═════ DATASET RECORDS ═════

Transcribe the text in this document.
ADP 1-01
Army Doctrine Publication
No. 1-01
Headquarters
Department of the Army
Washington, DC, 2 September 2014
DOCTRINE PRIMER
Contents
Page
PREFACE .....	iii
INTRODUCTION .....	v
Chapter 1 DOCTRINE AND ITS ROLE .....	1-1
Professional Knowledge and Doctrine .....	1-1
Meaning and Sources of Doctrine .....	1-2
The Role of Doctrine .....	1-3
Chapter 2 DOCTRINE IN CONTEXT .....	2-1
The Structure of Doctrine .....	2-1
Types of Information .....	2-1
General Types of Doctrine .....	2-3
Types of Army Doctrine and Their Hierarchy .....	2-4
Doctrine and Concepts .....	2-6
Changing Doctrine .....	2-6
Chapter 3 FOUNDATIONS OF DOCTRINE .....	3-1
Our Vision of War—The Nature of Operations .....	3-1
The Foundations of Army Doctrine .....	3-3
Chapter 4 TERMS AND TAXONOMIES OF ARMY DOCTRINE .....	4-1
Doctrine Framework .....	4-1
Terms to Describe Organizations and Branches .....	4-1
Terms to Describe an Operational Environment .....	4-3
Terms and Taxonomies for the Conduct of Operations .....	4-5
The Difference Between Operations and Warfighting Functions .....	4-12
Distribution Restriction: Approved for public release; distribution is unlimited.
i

═════

WHAT NEEDS TO BE DONE
Identify the lines in the entries above that contain "Describe", then copy them out.

COMPLETE OUTPUT
Terms to Describe Organizations and Branches .....	4-1
Terms to Describe an Operational Environment .....	4-3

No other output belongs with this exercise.